[BEGIN]

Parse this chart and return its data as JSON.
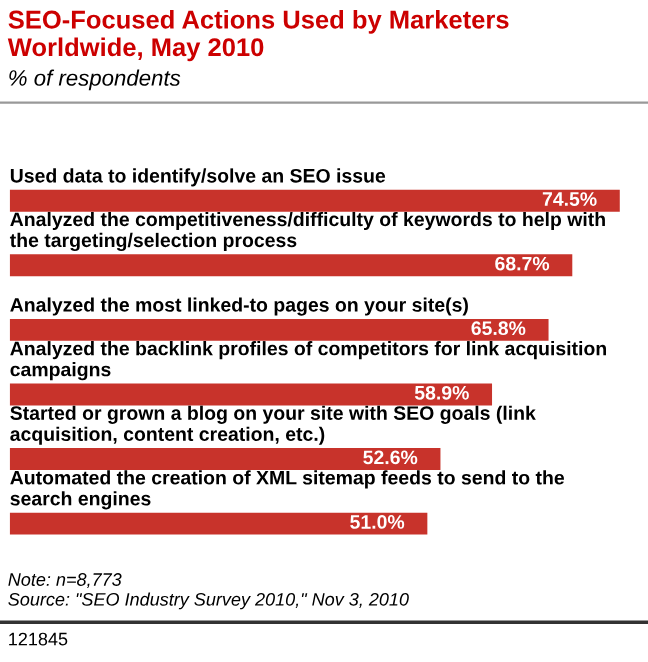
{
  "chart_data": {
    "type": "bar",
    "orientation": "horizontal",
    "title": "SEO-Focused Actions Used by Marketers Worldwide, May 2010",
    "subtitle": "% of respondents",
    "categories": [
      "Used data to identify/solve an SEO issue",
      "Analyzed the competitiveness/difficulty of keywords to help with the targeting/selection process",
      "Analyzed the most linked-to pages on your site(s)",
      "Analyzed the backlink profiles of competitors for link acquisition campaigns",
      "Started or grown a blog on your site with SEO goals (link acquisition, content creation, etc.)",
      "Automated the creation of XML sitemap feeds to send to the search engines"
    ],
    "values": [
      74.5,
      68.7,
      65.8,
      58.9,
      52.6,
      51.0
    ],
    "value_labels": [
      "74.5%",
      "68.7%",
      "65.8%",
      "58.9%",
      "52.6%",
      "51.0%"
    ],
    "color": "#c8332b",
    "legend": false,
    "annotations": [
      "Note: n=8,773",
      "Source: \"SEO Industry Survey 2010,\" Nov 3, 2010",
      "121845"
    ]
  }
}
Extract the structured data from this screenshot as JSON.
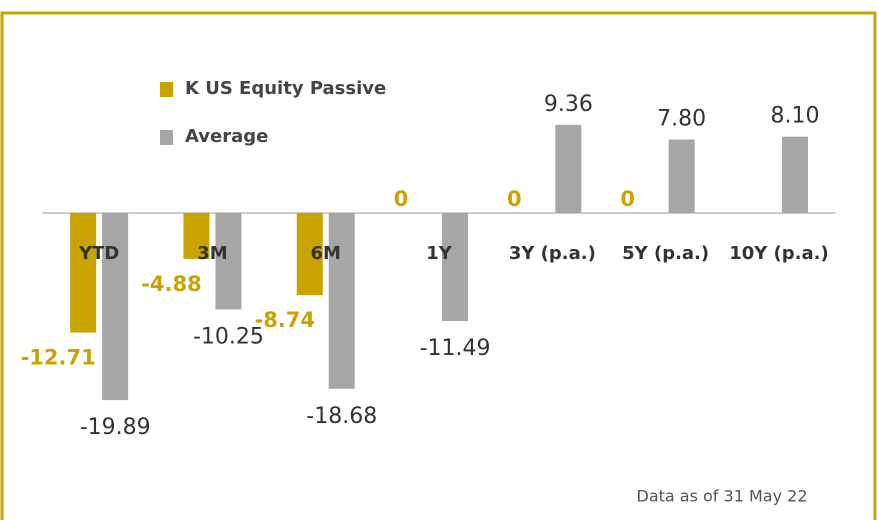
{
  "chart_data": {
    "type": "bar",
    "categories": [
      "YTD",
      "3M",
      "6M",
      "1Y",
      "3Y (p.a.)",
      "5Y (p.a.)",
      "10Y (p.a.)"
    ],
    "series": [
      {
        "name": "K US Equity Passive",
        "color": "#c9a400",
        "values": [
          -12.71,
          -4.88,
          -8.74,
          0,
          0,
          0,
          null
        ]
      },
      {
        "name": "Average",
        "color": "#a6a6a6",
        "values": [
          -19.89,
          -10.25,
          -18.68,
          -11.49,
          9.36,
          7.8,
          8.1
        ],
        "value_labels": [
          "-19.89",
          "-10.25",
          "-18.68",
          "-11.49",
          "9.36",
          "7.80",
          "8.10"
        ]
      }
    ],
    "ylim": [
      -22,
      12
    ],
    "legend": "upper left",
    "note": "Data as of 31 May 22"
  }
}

[END]

Copy out all lines that carry the word "name".

_Task output_:
        "name": "K US Equity Passive",
        "name": "Average",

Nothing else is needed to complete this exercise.